◆ Exercise requirements
Write the listing below out again exactly, dropping the images.

+++ Material

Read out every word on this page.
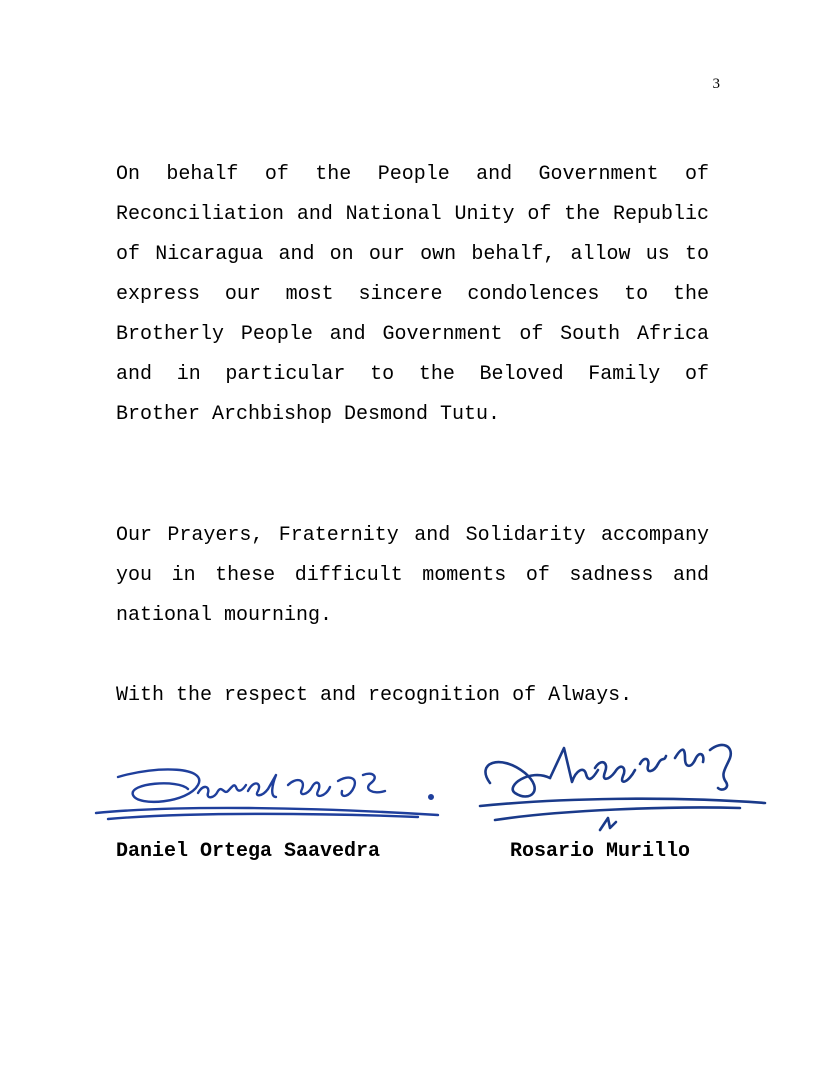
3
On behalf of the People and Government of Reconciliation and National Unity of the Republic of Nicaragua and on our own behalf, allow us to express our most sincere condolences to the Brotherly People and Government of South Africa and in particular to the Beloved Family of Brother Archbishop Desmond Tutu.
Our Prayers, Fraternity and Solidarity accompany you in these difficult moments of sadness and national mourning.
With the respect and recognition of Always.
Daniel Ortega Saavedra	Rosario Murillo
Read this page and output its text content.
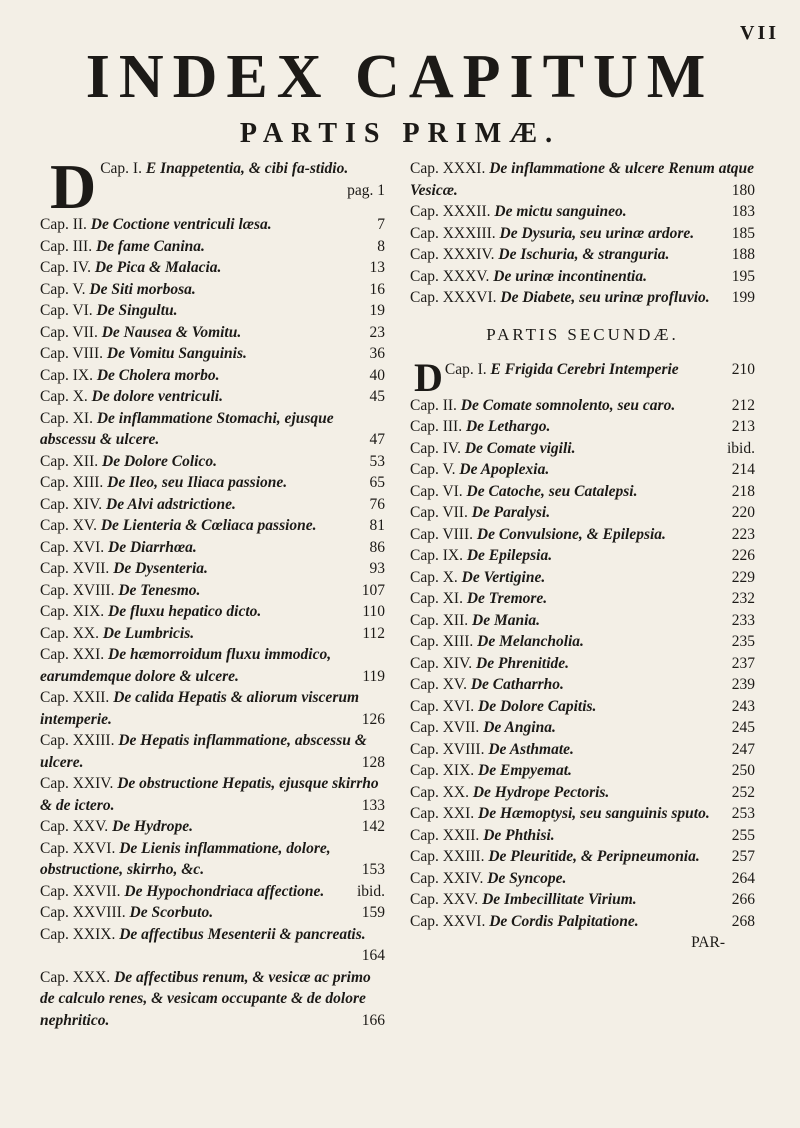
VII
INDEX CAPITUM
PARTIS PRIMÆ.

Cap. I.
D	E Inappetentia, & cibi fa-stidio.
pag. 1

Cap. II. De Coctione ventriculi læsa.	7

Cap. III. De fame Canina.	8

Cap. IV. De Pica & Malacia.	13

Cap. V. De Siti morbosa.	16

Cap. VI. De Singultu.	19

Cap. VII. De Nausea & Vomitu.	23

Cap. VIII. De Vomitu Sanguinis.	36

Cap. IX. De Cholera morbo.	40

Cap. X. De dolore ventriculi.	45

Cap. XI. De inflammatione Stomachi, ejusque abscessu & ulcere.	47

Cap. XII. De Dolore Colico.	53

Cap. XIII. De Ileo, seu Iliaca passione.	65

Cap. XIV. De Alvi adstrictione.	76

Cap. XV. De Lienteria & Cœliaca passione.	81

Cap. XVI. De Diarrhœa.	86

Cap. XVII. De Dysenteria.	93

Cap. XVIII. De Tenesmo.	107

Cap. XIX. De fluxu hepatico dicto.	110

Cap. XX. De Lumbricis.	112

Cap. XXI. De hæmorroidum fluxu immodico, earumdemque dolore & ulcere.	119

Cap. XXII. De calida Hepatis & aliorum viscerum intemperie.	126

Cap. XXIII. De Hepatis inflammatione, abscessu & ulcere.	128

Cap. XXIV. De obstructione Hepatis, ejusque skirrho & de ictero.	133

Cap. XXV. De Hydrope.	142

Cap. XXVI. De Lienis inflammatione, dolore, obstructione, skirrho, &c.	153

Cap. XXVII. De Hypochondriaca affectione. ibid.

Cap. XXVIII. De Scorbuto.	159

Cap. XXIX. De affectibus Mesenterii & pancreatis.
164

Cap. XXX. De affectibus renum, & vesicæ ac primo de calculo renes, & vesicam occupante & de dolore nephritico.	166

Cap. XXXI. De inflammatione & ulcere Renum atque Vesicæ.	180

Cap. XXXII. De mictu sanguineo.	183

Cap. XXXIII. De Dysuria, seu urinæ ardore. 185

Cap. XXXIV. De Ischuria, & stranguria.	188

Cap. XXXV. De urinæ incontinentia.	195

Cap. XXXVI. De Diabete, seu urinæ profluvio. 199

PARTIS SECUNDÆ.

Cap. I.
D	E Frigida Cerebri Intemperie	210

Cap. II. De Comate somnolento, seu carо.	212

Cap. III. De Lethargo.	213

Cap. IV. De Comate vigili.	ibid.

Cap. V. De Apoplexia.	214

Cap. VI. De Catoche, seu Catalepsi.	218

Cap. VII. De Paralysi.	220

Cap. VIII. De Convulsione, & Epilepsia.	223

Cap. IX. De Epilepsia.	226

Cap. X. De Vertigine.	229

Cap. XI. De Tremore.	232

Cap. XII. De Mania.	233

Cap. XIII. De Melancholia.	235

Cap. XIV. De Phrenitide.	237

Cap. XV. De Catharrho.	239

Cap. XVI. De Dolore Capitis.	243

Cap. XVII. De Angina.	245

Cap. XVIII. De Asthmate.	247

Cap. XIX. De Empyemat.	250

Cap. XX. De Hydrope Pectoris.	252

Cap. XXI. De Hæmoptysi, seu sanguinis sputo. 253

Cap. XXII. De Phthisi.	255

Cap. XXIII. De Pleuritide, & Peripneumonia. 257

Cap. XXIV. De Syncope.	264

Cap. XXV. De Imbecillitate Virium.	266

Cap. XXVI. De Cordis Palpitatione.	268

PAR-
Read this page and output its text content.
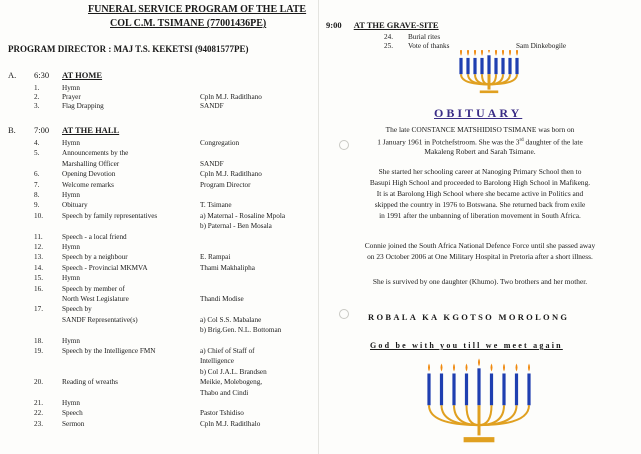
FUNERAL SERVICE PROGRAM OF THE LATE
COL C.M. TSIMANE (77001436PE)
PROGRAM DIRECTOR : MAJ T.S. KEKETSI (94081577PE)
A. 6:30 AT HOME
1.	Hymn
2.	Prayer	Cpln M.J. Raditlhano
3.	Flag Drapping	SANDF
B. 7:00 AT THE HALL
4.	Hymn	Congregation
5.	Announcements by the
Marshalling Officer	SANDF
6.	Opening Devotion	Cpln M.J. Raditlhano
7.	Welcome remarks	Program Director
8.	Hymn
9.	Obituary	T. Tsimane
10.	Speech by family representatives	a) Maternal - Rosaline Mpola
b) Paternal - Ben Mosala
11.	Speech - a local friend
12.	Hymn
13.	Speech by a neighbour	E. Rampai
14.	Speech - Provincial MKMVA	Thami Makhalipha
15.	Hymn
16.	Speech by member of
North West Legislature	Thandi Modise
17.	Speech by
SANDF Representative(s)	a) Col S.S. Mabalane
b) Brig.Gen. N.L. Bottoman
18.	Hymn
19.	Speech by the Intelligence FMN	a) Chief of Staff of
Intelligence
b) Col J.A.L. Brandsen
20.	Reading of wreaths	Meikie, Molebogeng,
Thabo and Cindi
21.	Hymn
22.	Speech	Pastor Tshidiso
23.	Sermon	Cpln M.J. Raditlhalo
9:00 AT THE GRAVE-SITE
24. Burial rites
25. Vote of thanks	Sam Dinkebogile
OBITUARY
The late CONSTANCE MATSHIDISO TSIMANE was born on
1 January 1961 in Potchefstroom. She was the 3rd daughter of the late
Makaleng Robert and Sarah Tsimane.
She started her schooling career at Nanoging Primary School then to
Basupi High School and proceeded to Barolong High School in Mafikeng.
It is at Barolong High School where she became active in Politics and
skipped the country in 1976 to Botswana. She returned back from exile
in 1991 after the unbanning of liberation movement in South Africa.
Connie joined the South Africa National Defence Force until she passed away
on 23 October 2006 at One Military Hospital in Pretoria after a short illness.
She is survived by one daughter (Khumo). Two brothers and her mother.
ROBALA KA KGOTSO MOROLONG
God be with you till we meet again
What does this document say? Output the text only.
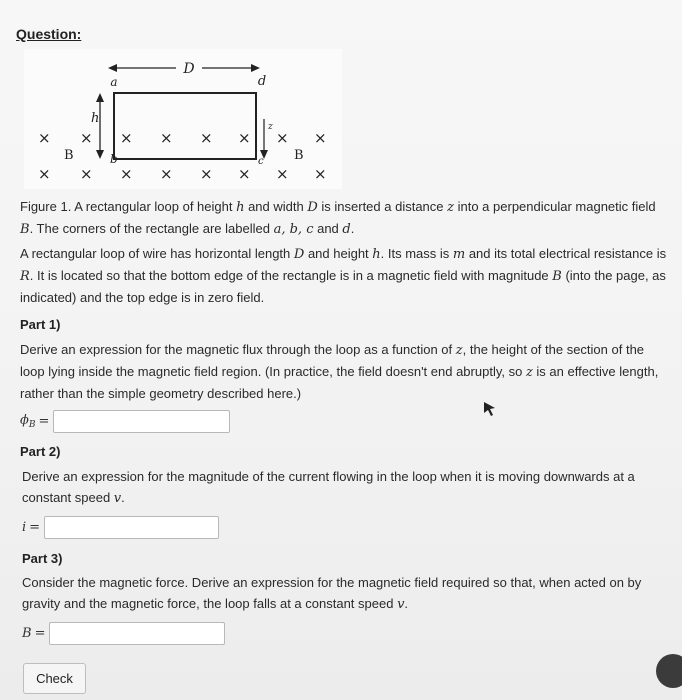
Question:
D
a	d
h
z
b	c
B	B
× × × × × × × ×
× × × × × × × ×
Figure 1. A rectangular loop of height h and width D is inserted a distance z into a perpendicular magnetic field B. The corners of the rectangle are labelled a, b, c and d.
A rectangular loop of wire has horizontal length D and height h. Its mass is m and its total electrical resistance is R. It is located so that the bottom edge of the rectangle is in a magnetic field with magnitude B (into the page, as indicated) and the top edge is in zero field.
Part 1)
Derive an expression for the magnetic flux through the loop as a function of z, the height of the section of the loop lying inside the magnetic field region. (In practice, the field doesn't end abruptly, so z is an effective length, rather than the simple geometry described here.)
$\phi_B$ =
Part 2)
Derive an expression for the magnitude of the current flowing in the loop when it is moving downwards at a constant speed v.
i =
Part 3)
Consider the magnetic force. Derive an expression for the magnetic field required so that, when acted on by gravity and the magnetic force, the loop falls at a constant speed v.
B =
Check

++++++

◆ Written answer
Read out every word on this page.
3
On behalf of the People and Government of Reconciliation and National Unity of the Republic of Nicaragua and on our own behalf, allow us to express our most sincere condolences to the Brotherly People and Government of South Africa and in particular to the Beloved Family of Brother Archbishop Desmond Tutu.
Our Prayers, Fraternity and Solidarity accompany you in these difficult moments of sadness and national mourning.
With the respect and recognition of Always.
Daniel Ortega Saavedra	Rosario Murillo
Read this page and output its text content.
VII
INDEX CAPITUM
PARTIS PRIMÆ.

Cap. I.
D	E Inappetentia, & cibi fa-stidio.
pag. 1

Cap. II. De Coctione ventriculi læsa.	7

Cap. III. De fame Canina.	8

Cap. IV. De Pica & Malacia.	13

Cap. V. De Siti morbosa.	16

Cap. VI. De Singultu.	19

Cap. VII. De Nausea & Vomitu.	23

Cap. VIII. De Vomitu Sanguinis.	36

Cap. IX. De Cholera morbo.	40

Cap. X. De dolore ventriculi.	45

Cap. XI. De inflammatione Stomachi, ejusque abscessu & ulcere.	47

Cap. XII. De Dolore Colico.	53

Cap. XIII. De Ileo, seu Iliaca passione.	65

Cap. XIV. De Alvi adstrictione.	76

Cap. XV. De Lienteria & Cœliaca passione.	81

Cap. XVI. De Diarrhœa.	86

Cap. XVII. De Dysenteria.	93

Cap. XVIII. De Tenesmo.	107

Cap. XIX. De fluxu hepatico dicto.	110

Cap. XX. De Lumbricis.	112

Cap. XXI. De hæmorroidum fluxu immodico, earumdemque dolore & ulcere.	119

Cap. XXII. De calida Hepatis & aliorum viscerum intemperie.	126

Cap. XXIII. De Hepatis inflammatione, abscessu & ulcere.	128

Cap. XXIV. De obstructione Hepatis, ejusque skirrho & de ictero.	133

Cap. XXV. De Hydrope.	142

Cap. XXVI. De Lienis inflammatione, dolore, obstructione, skirrho, &c.	153

Cap. XXVII. De Hypochondriaca affectione. ibid.

Cap. XXVIII. De Scorbuto.	159

Cap. XXIX. De affectibus Mesenterii & pancreatis.
164

Cap. XXX. De affectibus renum, & vesicæ ac primo de calculo renes, & vesicam occupante & de dolore nephritico.	166

Cap. XXXI. De inflammatione & ulcere Renum atque Vesicæ.	180

Cap. XXXII. De mictu sanguineo.	183

Cap. XXXIII. De Dysuria, seu urinæ ardore. 185

Cap. XXXIV. De Ischuria, & stranguria.	188

Cap. XXXV. De urinæ incontinentia.	195

Cap. XXXVI. De Diabete, seu urinæ profluvio. 199

PARTIS SECUNDÆ.

Cap. I.
D	E Frigida Cerebri Intemperie	210

Cap. II. De Comate somnolento, seu carо.	212

Cap. III. De Lethargo.	213

Cap. IV. De Comate vigili.	ibid.

Cap. V. De Apoplexia.	214

Cap. VI. De Catoche, seu Catalepsi.	218

Cap. VII. De Paralysi.	220

Cap. VIII. De Convulsione, & Epilepsia.	223

Cap. IX. De Epilepsia.	226

Cap. X. De Vertigine.	229

Cap. XI. De Tremore.	232

Cap. XII. De Mania.	233

Cap. XIII. De Melancholia.	235

Cap. XIV. De Phrenitide.	237

Cap. XV. De Catharrho.	239

Cap. XVI. De Dolore Capitis.	243

Cap. XVII. De Angina.	245

Cap. XVIII. De Asthmate.	247

Cap. XIX. De Empyemat.	250

Cap. XX. De Hydrope Pectoris.	252

Cap. XXI. De Hæmoptysi, seu sanguinis sputo. 253

Cap. XXII. De Phthisi.	255

Cap. XXIII. De Pleuritide, & Peripneumonia. 257

Cap. XXIV. De Syncope.	264

Cap. XXV. De Imbecillitate Virium.	266

Cap. XXVI. De Cordis Palpitatione.	268

PAR-
Read this page and output its text content.
FUNERAL SERVICE PROGRAM OF THE LATE
COL C.M. TSIMANE (77001436PE)
PROGRAM DIRECTOR : MAJ T.S. KEKETSI (94081577PE)
A. 6:30 AT HOME
1.	Hymn
2.	Prayer	Cpln M.J. Raditlhano
3.	Flag Drapping	SANDF
B. 7:00 AT THE HALL
4.	Hymn	Congregation
5.	Announcements by the
Marshalling Officer	SANDF
6.	Opening Devotion	Cpln M.J. Raditlhano
7.	Welcome remarks	Program Director
8.	Hymn
9.	Obituary	T. Tsimane
10.	Speech by family representatives	a) Maternal - Rosaline Mpola
b) Paternal - Ben Mosala
11.	Speech - a local friend
12.	Hymn
13.	Speech by a neighbour	E. Rampai
14.	Speech - Provincial MKMVA	Thami Makhalipha
15.	Hymn
16.	Speech by member of
North West Legislature	Thandi Modise
17.	Speech by
SANDF Representative(s)	a) Col S.S. Mabalane
b) Brig.Gen. N.L. Bottoman
18.	Hymn
19.	Speech by the Intelligence FMN	a) Chief of Staff of
Intelligence
b) Col J.A.L. Brandsen
20.	Reading of wreaths	Meikie, Molebogeng,
Thabo and Cindi
21.	Hymn
22.	Speech	Pastor Tshidiso
23.	Sermon	Cpln M.J. Raditlhalo
9:00 AT THE GRAVE-SITE
24. Burial rites
25. Vote of thanks	Sam Dinkebogile
OBITUARY
The late CONSTANCE MATSHIDISO TSIMANE was born on
1 January 1961 in Potchefstroom. She was the 3rd daughter of the late
Makaleng Robert and Sarah Tsimane.
She started her schooling career at Nanoging Primary School then to
Basupi High School and proceeded to Barolong High School in Mafikeng.
It is at Barolong High School where she became active in Politics and
skipped the country in 1976 to Botswana. She returned back from exile
in 1991 after the unbanning of liberation movement in South Africa.
Connie joined the South Africa National Defence Force until she passed away
on 23 October 2006 at One Military Hospital in Pretoria after a short illness.
She is survived by one daughter (Khumo). Two brothers and her mother.
ROBALA KA KGOTSO MOROLONG
God be with you till we meet again
What does this document say? Output the text only.
Question:
D
a	d
h
z
b	c
B	B
× × × × × × × ×
× × × × × × × ×
Figure 1. A rectangular loop of height h and width D is inserted a distance z into a perpendicular magnetic field B. The corners of the rectangle are labelled a, b, c and d.
A rectangular loop of wire has horizontal length D and height h. Its mass is m and its total electrical resistance is R. It is located so that the bottom edge of the rectangle is in a magnetic field with magnitude B (into the page, as indicated) and the top edge is in zero field.
Part 1)
Derive an expression for the magnetic flux through the loop as a function of z, the height of the section of the loop lying inside the magnetic field region. (In practice, the field doesn't end abruptly, so z is an effective length, rather than the simple geometry described here.)
$\phi_B$ =
Part 2)
Derive an expression for the magnitude of the current flowing in the loop when it is moving downwards at a constant speed v.
i =
Part 3)
Consider the magnetic force. Derive an expression for the magnetic field required so that, when acted on by gravity and the magnetic force, the loop falls at a constant speed v.
B =
Check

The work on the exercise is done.